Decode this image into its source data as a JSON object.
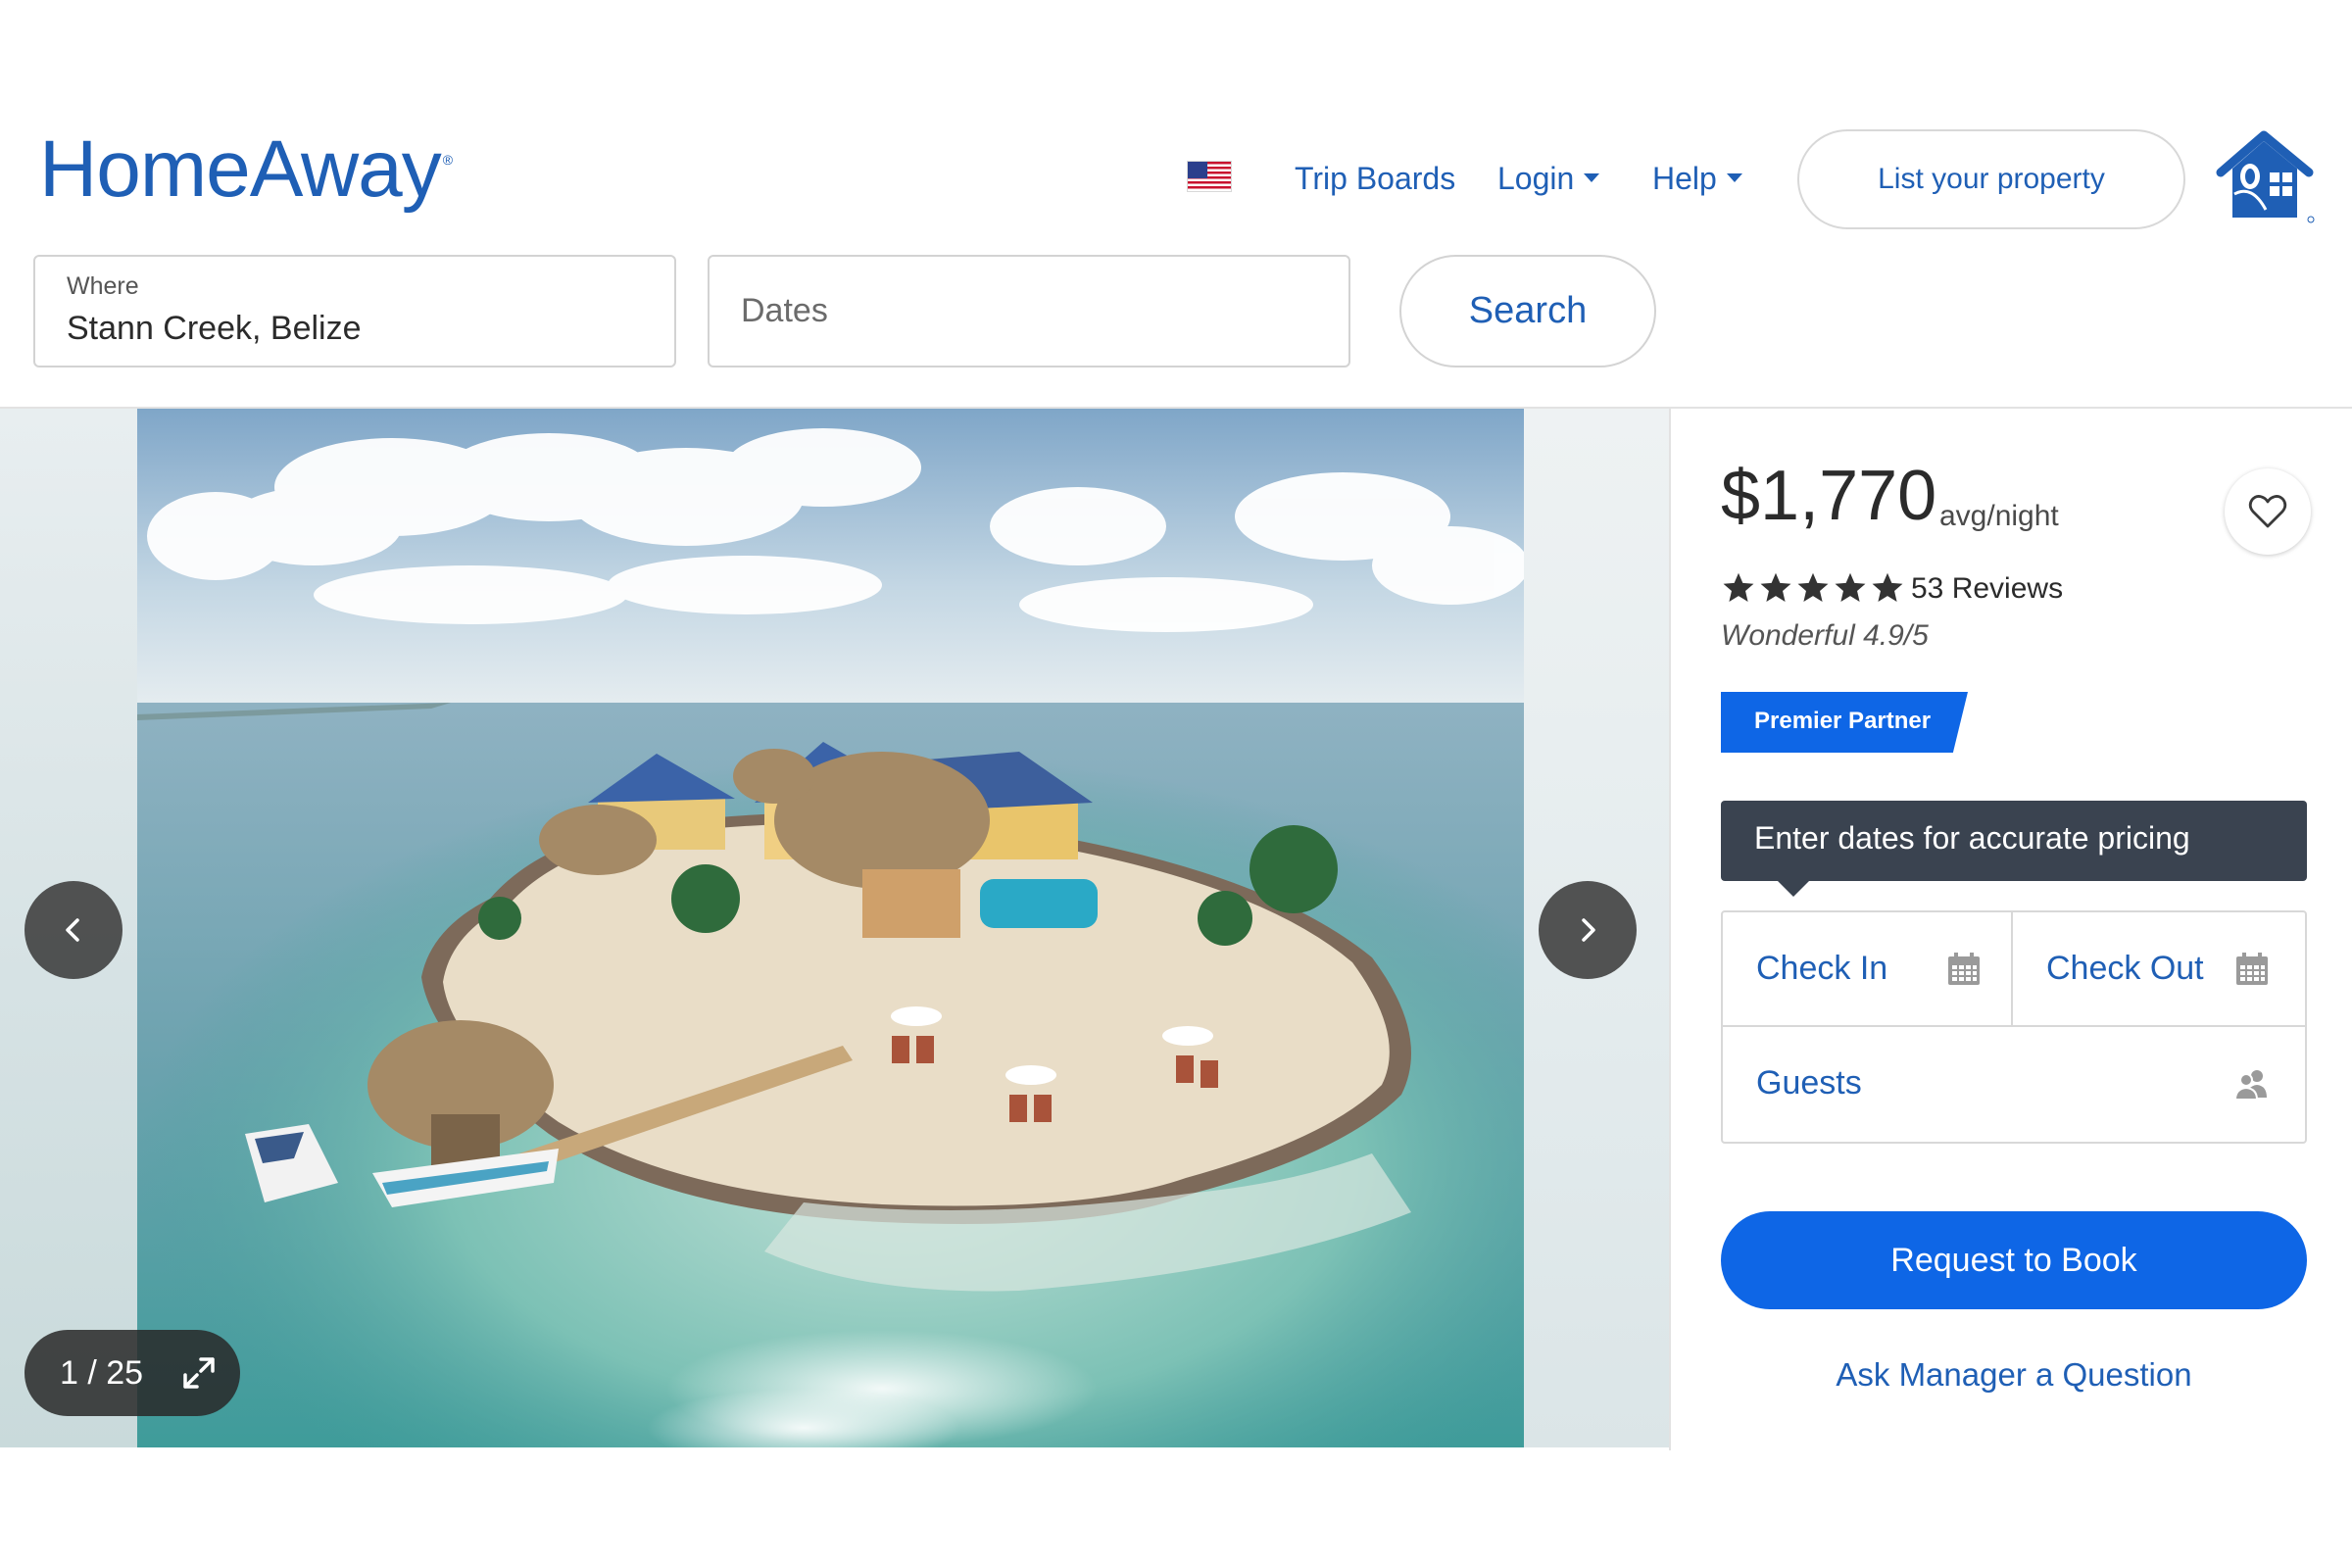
{
  "brand": {
    "name": "HomeAway",
    "mark": "®"
  },
  "nav": {
    "flag_icon": "us-flag-icon",
    "trip_boards": "Trip Boards",
    "login": "Login",
    "help": "Help",
    "list_property": "List your property",
    "house_icon": "homeaway-house-icon"
  },
  "search": {
    "where_label": "Where",
    "where_value": "Stann Creek, Belize",
    "dates_placeholder": "Dates",
    "button": "Search"
  },
  "gallery": {
    "current": "1",
    "separator": "/",
    "total": "25",
    "counter_text": "1 / 25",
    "prev_icon": "chevron-left-icon",
    "next_icon": "chevron-right-icon",
    "expand_icon": "expand-icon"
  },
  "listing": {
    "price": "$1,770",
    "price_unit": "avg/night",
    "stars": 5,
    "reviews": "53 Reviews",
    "rating": "Wonderful 4.9/5",
    "badge": "Premier Partner"
  },
  "booking": {
    "tooltip": "Enter dates for accurate pricing",
    "check_in": "Check In",
    "check_out": "Check Out",
    "guests": "Guests",
    "request_button": "Request to Book",
    "ask_link": "Ask Manager a Question"
  },
  "colors": {
    "brand_blue": "#1f5fb5",
    "action_blue": "#0e66e6",
    "tooltip_bg": "#3a4350"
  }
}
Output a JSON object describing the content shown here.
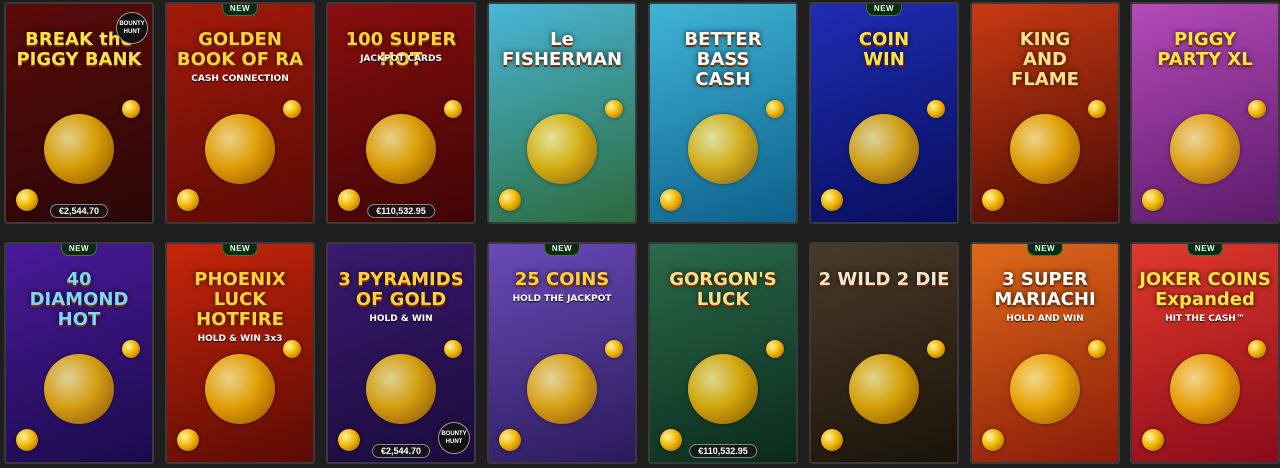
{
  "badge_new_label": "NEW",
  "row1": [
    {
      "title": "BREAK the\nPIGGY BANK",
      "sub": "",
      "new": false,
      "jackpot": "€2,544.70",
      "bounty": "BOUNTY HUNT",
      "bounty_pos": "top",
      "bg": [
        "#5a0b0b",
        "#2a0606"
      ],
      "title_color": "#ffe24a"
    },
    {
      "title": "GOLDEN\nBOOK OF RA",
      "sub": "CASH CONNECTION",
      "new": true,
      "jackpot": "",
      "bounty": "",
      "bounty_pos": "",
      "bg": [
        "#a31a0a",
        "#5a0a04"
      ],
      "title_color": "#ffd13a"
    },
    {
      "title": "100 SUPER HOT",
      "sub": "JACKPOT CARDS",
      "new": false,
      "jackpot": "€110,532.95",
      "bounty": "",
      "bounty_pos": "",
      "bg": [
        "#8a0e0e",
        "#3e0404"
      ],
      "title_color": "#ffd13a"
    },
    {
      "title": "Le\nFISHERMAN",
      "sub": "",
      "new": false,
      "jackpot": "",
      "bounty": "",
      "bounty_pos": "",
      "bg": [
        "#49b7d8",
        "#2b6a3a"
      ],
      "title_color": "#ffffff"
    },
    {
      "title": "BETTER\nBASS\nCASH",
      "sub": "",
      "new": false,
      "jackpot": "",
      "bounty": "",
      "bounty_pos": "",
      "bg": [
        "#3fb5d6",
        "#0d5f8a"
      ],
      "title_color": "#ffffff"
    },
    {
      "title": "COIN\nWIN",
      "sub": "",
      "new": true,
      "jackpot": "",
      "bounty": "",
      "bounty_pos": "",
      "bg": [
        "#1f2cb5",
        "#070e5a"
      ],
      "title_color": "#ffe24a"
    },
    {
      "title": "KING\nAND\nFLAME",
      "sub": "",
      "new": false,
      "jackpot": "",
      "bounty": "",
      "bounty_pos": "",
      "bg": [
        "#c83a12",
        "#4a0a04"
      ],
      "title_color": "#ffe08a"
    },
    {
      "title": "PIGGY\nPARTY XL",
      "sub": "",
      "new": false,
      "jackpot": "",
      "bounty": "",
      "bounty_pos": "",
      "bg": [
        "#b54ab8",
        "#5a1a6a"
      ],
      "title_color": "#ffe24a"
    }
  ],
  "row2": [
    {
      "title": "40\nDIAMOND\nHOT",
      "sub": "",
      "new": true,
      "jackpot": "",
      "bounty": "",
      "bounty_pos": "",
      "bg": [
        "#4a1a9a",
        "#1a0a4a"
      ],
      "title_color": "#7ad9ff"
    },
    {
      "title": "PHOENIX\nLUCK\nHOTFIRE",
      "sub": "HOLD & WIN 3x3",
      "new": true,
      "jackpot": "",
      "bounty": "",
      "bounty_pos": "",
      "bg": [
        "#c8250a",
        "#5a0a04"
      ],
      "title_color": "#ffd13a"
    },
    {
      "title": "3 PYRAMIDS\nOF GOLD",
      "sub": "HOLD & WIN",
      "new": false,
      "jackpot": "€2,544.70",
      "bounty": "BOUNTY HUNT",
      "bounty_pos": "bottom",
      "bg": [
        "#3a1a70",
        "#1a0a3a"
      ],
      "title_color": "#ffd13a"
    },
    {
      "title": "25 COINS",
      "sub": "HOLD THE JACKPOT",
      "new": true,
      "jackpot": "",
      "bounty": "",
      "bounty_pos": "",
      "bg": [
        "#6a4ab8",
        "#2a1a5a"
      ],
      "title_color": "#ffd13a"
    },
    {
      "title": "GORGON'S\nLUCK",
      "sub": "",
      "new": false,
      "jackpot": "€110,532.95",
      "bounty": "",
      "bounty_pos": "",
      "bg": [
        "#2a6a4a",
        "#0a2a1a"
      ],
      "title_color": "#ffe08a"
    },
    {
      "title": "2 WILD 2 DIE",
      "sub": "",
      "new": false,
      "jackpot": "",
      "bounty": "",
      "bounty_pos": "",
      "bg": [
        "#4a3a2a",
        "#1a1208"
      ],
      "title_color": "#f0e6d0"
    },
    {
      "title": "3 SUPER\nMARIACHI",
      "sub": "HOLD AND WIN",
      "new": true,
      "jackpot": "",
      "bounty": "",
      "bounty_pos": "",
      "bg": [
        "#e06a1a",
        "#8a1a08"
      ],
      "title_color": "#ffffff"
    },
    {
      "title": "JOKER COINS\nExpanded",
      "sub": "HIT THE CASH™",
      "new": true,
      "jackpot": "",
      "bounty": "",
      "bounty_pos": "",
      "bg": [
        "#e03a2a",
        "#8a0a1a"
      ],
      "title_color": "#ffe24a"
    }
  ]
}
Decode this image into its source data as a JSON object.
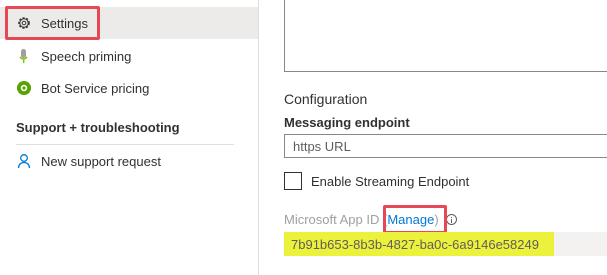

• Exercise details: All the material shown above is to be copied exactly, with no pictures carried over.

• Solved exercise:
Decode this image into its source data as a JSON object.
{
  "brand": {
    "name": "HomeAway",
    "mark": "®"
  },
  "nav": {
    "flag_icon": "us-flag-icon",
    "trip_boards": "Trip Boards",
    "login": "Login",
    "help": "Help",
    "list_property": "List your property",
    "house_icon": "homeaway-house-icon"
  },
  "search": {
    "where_label": "Where",
    "where_value": "Stann Creek, Belize",
    "dates_placeholder": "Dates",
    "button": "Search"
  },
  "gallery": {
    "current": "1",
    "separator": "/",
    "total": "25",
    "counter_text": "1 / 25",
    "prev_icon": "chevron-left-icon",
    "next_icon": "chevron-right-icon",
    "expand_icon": "expand-icon"
  },
  "listing": {
    "price": "$1,770",
    "price_unit": "avg/night",
    "stars": 5,
    "reviews": "53 Reviews",
    "rating": "Wonderful 4.9/5",
    "badge": "Premier Partner"
  },
  "booking": {
    "tooltip": "Enter dates for accurate pricing",
    "check_in": "Check In",
    "check_out": "Check Out",
    "guests": "Guests",
    "request_button": "Request to Book",
    "ask_link": "Ask Manager a Question"
  },
  "colors": {
    "brand_blue": "#1f5fb5",
    "action_blue": "#0e66e6",
    "tooltip_bg": "#3a4350"
  }
}
Output a JSON object describing the content shown here.
{
  "badge_new_label": "NEW",
  "row1": [
    {
      "title": "BREAK the\nPIGGY BANK",
      "sub": "",
      "new": false,
      "jackpot": "€2,544.70",
      "bounty": "BOUNTY HUNT",
      "bounty_pos": "top",
      "bg": [
        "#5a0b0b",
        "#2a0606"
      ],
      "title_color": "#ffe24a"
    },
    {
      "title": "GOLDEN\nBOOK OF RA",
      "sub": "CASH CONNECTION",
      "new": true,
      "jackpot": "",
      "bounty": "",
      "bounty_pos": "",
      "bg": [
        "#a31a0a",
        "#5a0a04"
      ],
      "title_color": "#ffd13a"
    },
    {
      "title": "100 SUPER HOT",
      "sub": "JACKPOT CARDS",
      "new": false,
      "jackpot": "€110,532.95",
      "bounty": "",
      "bounty_pos": "",
      "bg": [
        "#8a0e0e",
        "#3e0404"
      ],
      "title_color": "#ffd13a"
    },
    {
      "title": "Le\nFISHERMAN",
      "sub": "",
      "new": false,
      "jackpot": "",
      "bounty": "",
      "bounty_pos": "",
      "bg": [
        "#49b7d8",
        "#2b6a3a"
      ],
      "title_color": "#ffffff"
    },
    {
      "title": "BETTER\nBASS\nCASH",
      "sub": "",
      "new": false,
      "jackpot": "",
      "bounty": "",
      "bounty_pos": "",
      "bg": [
        "#3fb5d6",
        "#0d5f8a"
      ],
      "title_color": "#ffffff"
    },
    {
      "title": "COIN\nWIN",
      "sub": "",
      "new": true,
      "jackpot": "",
      "bounty": "",
      "bounty_pos": "",
      "bg": [
        "#1f2cb5",
        "#070e5a"
      ],
      "title_color": "#ffe24a"
    },
    {
      "title": "KING\nAND\nFLAME",
      "sub": "",
      "new": false,
      "jackpot": "",
      "bounty": "",
      "bounty_pos": "",
      "bg": [
        "#c83a12",
        "#4a0a04"
      ],
      "title_color": "#ffe08a"
    },
    {
      "title": "PIGGY\nPARTY XL",
      "sub": "",
      "new": false,
      "jackpot": "",
      "bounty": "",
      "bounty_pos": "",
      "bg": [
        "#b54ab8",
        "#5a1a6a"
      ],
      "title_color": "#ffe24a"
    }
  ],
  "row2": [
    {
      "title": "40\nDIAMOND\nHOT",
      "sub": "",
      "new": true,
      "jackpot": "",
      "bounty": "",
      "bounty_pos": "",
      "bg": [
        "#4a1a9a",
        "#1a0a4a"
      ],
      "title_color": "#7ad9ff"
    },
    {
      "title": "PHOENIX\nLUCK\nHOTFIRE",
      "sub": "HOLD & WIN 3x3",
      "new": true,
      "jackpot": "",
      "bounty": "",
      "bounty_pos": "",
      "bg": [
        "#c8250a",
        "#5a0a04"
      ],
      "title_color": "#ffd13a"
    },
    {
      "title": "3 PYRAMIDS\nOF GOLD",
      "sub": "HOLD & WIN",
      "new": false,
      "jackpot": "€2,544.70",
      "bounty": "BOUNTY HUNT",
      "bounty_pos": "bottom",
      "bg": [
        "#3a1a70",
        "#1a0a3a"
      ],
      "title_color": "#ffd13a"
    },
    {
      "title": "25 COINS",
      "sub": "HOLD THE JACKPOT",
      "new": true,
      "jackpot": "",
      "bounty": "",
      "bounty_pos": "",
      "bg": [
        "#6a4ab8",
        "#2a1a5a"
      ],
      "title_color": "#ffd13a"
    },
    {
      "title": "GORGON'S\nLUCK",
      "sub": "",
      "new": false,
      "jackpot": "€110,532.95",
      "bounty": "",
      "bounty_pos": "",
      "bg": [
        "#2a6a4a",
        "#0a2a1a"
      ],
      "title_color": "#ffe08a"
    },
    {
      "title": "2 WILD 2 DIE",
      "sub": "",
      "new": false,
      "jackpot": "",
      "bounty": "",
      "bounty_pos": "",
      "bg": [
        "#4a3a2a",
        "#1a1208"
      ],
      "title_color": "#f0e6d0"
    },
    {
      "title": "3 SUPER\nMARIACHI",
      "sub": "HOLD AND WIN",
      "new": true,
      "jackpot": "",
      "bounty": "",
      "bounty_pos": "",
      "bg": [
        "#e06a1a",
        "#8a1a08"
      ],
      "title_color": "#ffffff"
    },
    {
      "title": "JOKER COINS\nExpanded",
      "sub": "HIT THE CASH™",
      "new": true,
      "jackpot": "",
      "bounty": "",
      "bounty_pos": "",
      "bg": [
        "#e03a2a",
        "#8a0a1a"
      ],
      "title_color": "#ffe24a"
    }
  ]
}
Decode this image into its source data as a JSON object.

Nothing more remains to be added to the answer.